Write out each line beneath this one exactly as it reads.

────────────────

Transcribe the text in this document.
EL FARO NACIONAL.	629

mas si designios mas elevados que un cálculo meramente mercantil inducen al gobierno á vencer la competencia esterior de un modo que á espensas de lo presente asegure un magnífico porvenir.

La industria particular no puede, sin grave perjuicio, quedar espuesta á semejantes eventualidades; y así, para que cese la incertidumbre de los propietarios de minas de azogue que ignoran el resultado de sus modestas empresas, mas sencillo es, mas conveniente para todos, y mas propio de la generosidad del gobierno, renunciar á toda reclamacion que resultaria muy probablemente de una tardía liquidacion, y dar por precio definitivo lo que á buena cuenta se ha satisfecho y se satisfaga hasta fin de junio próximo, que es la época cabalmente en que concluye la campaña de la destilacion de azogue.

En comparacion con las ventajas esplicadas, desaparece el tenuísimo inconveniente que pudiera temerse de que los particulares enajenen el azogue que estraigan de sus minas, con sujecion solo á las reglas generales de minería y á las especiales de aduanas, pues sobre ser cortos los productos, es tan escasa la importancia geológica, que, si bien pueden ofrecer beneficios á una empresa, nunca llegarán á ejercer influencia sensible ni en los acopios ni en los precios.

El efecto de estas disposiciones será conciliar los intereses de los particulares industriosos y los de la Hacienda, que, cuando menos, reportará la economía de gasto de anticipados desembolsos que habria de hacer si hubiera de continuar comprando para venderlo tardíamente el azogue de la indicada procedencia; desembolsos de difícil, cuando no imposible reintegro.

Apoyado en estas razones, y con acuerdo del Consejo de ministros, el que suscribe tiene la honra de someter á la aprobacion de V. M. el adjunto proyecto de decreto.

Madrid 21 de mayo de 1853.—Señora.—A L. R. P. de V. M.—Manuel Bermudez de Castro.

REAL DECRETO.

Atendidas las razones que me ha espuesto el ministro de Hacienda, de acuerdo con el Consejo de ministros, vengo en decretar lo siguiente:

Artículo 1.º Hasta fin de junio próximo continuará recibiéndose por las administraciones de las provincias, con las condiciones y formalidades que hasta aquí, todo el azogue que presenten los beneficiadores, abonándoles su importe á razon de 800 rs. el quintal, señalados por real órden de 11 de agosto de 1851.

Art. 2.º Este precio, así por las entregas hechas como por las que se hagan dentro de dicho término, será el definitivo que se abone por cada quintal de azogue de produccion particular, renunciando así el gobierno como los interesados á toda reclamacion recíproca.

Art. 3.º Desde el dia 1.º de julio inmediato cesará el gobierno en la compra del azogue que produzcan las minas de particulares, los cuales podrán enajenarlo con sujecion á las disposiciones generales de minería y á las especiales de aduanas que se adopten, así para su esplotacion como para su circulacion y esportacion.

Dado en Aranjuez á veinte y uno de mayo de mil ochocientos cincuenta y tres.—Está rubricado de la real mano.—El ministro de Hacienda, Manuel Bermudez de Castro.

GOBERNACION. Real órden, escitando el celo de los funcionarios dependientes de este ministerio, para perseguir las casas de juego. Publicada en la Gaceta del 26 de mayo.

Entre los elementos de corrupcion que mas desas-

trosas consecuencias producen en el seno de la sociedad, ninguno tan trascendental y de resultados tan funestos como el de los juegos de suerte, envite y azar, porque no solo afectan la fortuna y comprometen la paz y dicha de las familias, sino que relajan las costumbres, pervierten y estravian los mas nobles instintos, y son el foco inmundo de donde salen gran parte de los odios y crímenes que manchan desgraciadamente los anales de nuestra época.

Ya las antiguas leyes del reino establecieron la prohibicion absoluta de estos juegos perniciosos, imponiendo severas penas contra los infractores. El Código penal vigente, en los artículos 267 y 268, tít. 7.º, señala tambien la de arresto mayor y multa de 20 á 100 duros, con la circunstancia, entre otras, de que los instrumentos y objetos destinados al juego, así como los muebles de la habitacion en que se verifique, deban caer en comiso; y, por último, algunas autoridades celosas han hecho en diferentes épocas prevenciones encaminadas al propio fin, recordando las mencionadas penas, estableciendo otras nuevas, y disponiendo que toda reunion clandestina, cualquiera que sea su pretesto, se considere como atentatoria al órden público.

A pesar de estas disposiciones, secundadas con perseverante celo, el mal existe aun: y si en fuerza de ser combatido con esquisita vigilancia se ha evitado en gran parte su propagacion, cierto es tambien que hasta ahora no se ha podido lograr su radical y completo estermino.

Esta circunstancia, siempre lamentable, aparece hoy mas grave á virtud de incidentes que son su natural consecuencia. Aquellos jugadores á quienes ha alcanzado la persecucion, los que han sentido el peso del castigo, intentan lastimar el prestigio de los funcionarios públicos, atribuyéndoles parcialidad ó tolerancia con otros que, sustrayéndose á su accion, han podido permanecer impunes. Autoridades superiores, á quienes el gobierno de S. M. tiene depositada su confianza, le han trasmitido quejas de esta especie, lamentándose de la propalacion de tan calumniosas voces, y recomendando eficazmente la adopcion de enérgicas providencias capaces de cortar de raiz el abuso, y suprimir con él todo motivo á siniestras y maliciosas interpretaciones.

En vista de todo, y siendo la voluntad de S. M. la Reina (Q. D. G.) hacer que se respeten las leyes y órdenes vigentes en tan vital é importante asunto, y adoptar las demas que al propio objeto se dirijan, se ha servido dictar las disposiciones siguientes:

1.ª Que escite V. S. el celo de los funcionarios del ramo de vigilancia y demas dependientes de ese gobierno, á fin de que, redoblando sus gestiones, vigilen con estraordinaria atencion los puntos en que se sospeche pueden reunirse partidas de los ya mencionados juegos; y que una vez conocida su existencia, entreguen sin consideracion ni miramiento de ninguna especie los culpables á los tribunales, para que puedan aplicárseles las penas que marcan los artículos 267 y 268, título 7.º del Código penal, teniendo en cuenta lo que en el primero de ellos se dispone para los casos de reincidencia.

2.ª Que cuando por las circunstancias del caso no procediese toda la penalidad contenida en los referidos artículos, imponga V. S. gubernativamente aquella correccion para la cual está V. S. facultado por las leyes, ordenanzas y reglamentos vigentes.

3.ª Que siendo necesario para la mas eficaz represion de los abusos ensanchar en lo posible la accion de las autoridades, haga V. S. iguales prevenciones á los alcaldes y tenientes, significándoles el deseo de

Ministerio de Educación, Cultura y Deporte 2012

────────────────

- **OUTPUT FOR THIS TASK**:
Transcribe the text in this document.
EL FARO NACIONAL.	629

mas si designios mas elevados que un cálculo meramente mercantil inducen al gobierno á vencer la competencia esterior de un modo que á espensas de lo presente asegure un magnífico porvenir.

La industria particular no puede, sin grave perjuicio, quedar espuesta á semejantes eventualidades; y así, para que cese la incertidumbre de los propietarios de minas de azogue que ignoran el resultado de sus modestas empresas, mas sencillo es, mas conveniente para todos, y mas propio de la generosidad del gobierno, renunciar á toda reclamacion que resultaria muy probablemente de una tardía liquidacion, y dar por precio definitivo lo que á buena cuenta se ha satisfecho y se satisfaga hasta fin de junio próximo, que es la época cabalmente en que concluye la campaña de la destilacion de azogue.

En comparacion con las ventajas esplicadas, desaparece el tenuísimo inconveniente que pudiera temerse de que los particulares enajenen el azogue que estraigan de sus minas, con sujecion solo á las reglas generales de minería y á las especiales de aduanas, pues sobre ser cortos los productos, es tan escasa la importancia geológica, que, si bien pueden ofrecer beneficios á una empresa, nunca llegarán á ejercer influencia sensible ni en los acopios ni en los precios.

El efecto de estas disposiciones será conciliar los intereses de los particulares industriosos y los de la Hacienda, que, cuando menos, reportará la economía de gasto de anticipados desembolsos que habria de hacer si hubiera de continuar comprando para venderlo tardíamente el azogue de la indicada procedencia; desembolsos de difícil, cuando no imposible reintegro.

Apoyado en estas razones, y con acuerdo del Consejo de ministros, el que suscribe tiene la honra de someter á la aprobacion de V. M. el adjunto proyecto de decreto.

Madrid 21 de mayo de 1853.—Señora.—A L. R. P. de V. M.—Manuel Bermudez de Castro.

REAL DECRETO.

Atendidas las razones que me ha espuesto el ministro de Hacienda, de acuerdo con el Consejo de ministros, vengo en decretar lo siguiente:

Artículo 1.º Hasta fin de junio próximo continuará recibiéndose por las administraciones de las provincias, con las condiciones y formalidades que hasta aquí, todo el azogue que presenten los beneficiadores, abonándoles su importe á razon de 800 rs. el quintal, señalados por real órden de 11 de agosto de 1851.

Art. 2.º Este precio, así por las entregas hechas como por las que se hagan dentro de dicho término, será el definitivo que se abone por cada quintal de azogue de produccion particular, renunciando así el gobierno como los interesados á toda reclamacion recíproca.

Art. 3.º Desde el dia 1.º de julio inmediato cesará el gobierno en la compra del azogue que produzcan las minas de particulares, los cuales podrán enajenarlo con sujecion á las disposiciones generales de minería y á las especiales de aduanas que se adopten, así para su esplotacion como para su circulacion y esportacion.

Dado en Aranjuez á veinte y uno de mayo de mil ochocientos cincuenta y tres.—Está rubricado de la real mano.—El ministro de Hacienda, Manuel Bermudez de Castro.

GOBERNACION. Real órden, escitando el celo de los funcionarios dependientes de este ministerio, para perseguir las casas de juego. Publicada en la Gaceta del 26 de mayo.

Entre los elementos de corrupcion que mas desas-

trosas consecuencias producen en el seno de la sociedad, ninguno tan trascendental y de resultados tan funestos como el de los juegos de suerte, envite y azar, porque no solo afectan la fortuna y comprometen la paz y dicha de las familias, sino que relajan las costumbres, pervierten y estravian los mas nobles instintos, y son el foco inmundo de donde salen gran parte de los odios y crímenes que manchan desgraciadamente los anales de nuestra época.

Ya las antiguas leyes del reino establecieron la prohibicion absoluta de estos juegos perniciosos, imponiendo severas penas contra los infractores. El Código penal vigente, en los artículos 267 y 268, tít. 7.º, señala tambien la de arresto mayor y multa de 20 á 100 duros, con la circunstancia, entre otras, de que los instrumentos y objetos destinados al juego, así como los muebles de la habitacion en que se verifique, deban caer en comiso; y, por último, algunas autoridades celosas han hecho en diferentes épocas prevenciones encaminadas al propio fin, recordando las mencionadas penas, estableciendo otras nuevas, y disponiendo que toda reunion clandestina, cualquiera que sea su pretesto, se considere como atentatoria al órden público.

A pesar de estas disposiciones, secundadas con perseverante celo, el mal existe aun: y si en fuerza de ser combatido con esquisita vigilancia se ha evitado en gran parte su propagacion, cierto es tambien que hasta ahora no se ha podido lograr su radical y completo estermino.

Esta circunstancia, siempre lamentable, aparece hoy mas grave á virtud de incidentes que son su natural consecuencia. Aquellos jugadores á quienes ha alcanzado la persecucion, los que han sentido el peso del castigo, intentan lastimar el prestigio de los funcionarios públicos, atribuyéndoles parcialidad ó tolerancia con otros que, sustrayéndose á su accion, han podido permanecer impunes. Autoridades superiores, á quienes el gobierno de S. M. tiene depositada su confianza, le han trasmitido quejas de esta especie, lamentándose de la propalacion de tan calumniosas voces, y recomendando eficazmente la adopcion de enérgicas providencias capaces de cortar de raiz el abuso, y suprimir con él todo motivo á siniestras y maliciosas interpretaciones.

En vista de todo, y siendo la voluntad de S. M. la Reina (Q. D. G.) hacer que se respeten las leyes y órdenes vigentes en tan vital é importante asunto, y adoptar las demas que al propio objeto se dirijan, se ha servido dictar las disposiciones siguientes:

1.ª Que escite V. S. el celo de los funcionarios del ramo de vigilancia y demas dependientes de ese gobierno, á fin de que, redoblando sus gestiones, vigilen con estraordinaria atencion los puntos en que se sospeche pueden reunirse partidas de los ya mencionados juegos; y que una vez conocida su existencia, entreguen sin consideracion ni miramiento de ninguna especie los culpables á los tribunales, para que puedan aplicárseles las penas que marcan los artículos 267 y 268, título 7.º del Código penal, teniendo en cuenta lo que en el primero de ellos se dispone para los casos de reincidencia.

2.ª Que cuando por las circunstancias del caso no procediese toda la penalidad contenida en los referidos artículos, imponga V. S. gubernativamente aquella correccion para la cual está V. S. facultado por las leyes, ordenanzas y reglamentos vigentes.

3.ª Que siendo necesario para la mas eficaz represion de los abusos ensanchar en lo posible la accion de las autoridades, haga V. S. iguales prevenciones á los alcaldes y tenientes, significándoles el deseo de

Ministerio de Educación, Cultura y Deporte 2012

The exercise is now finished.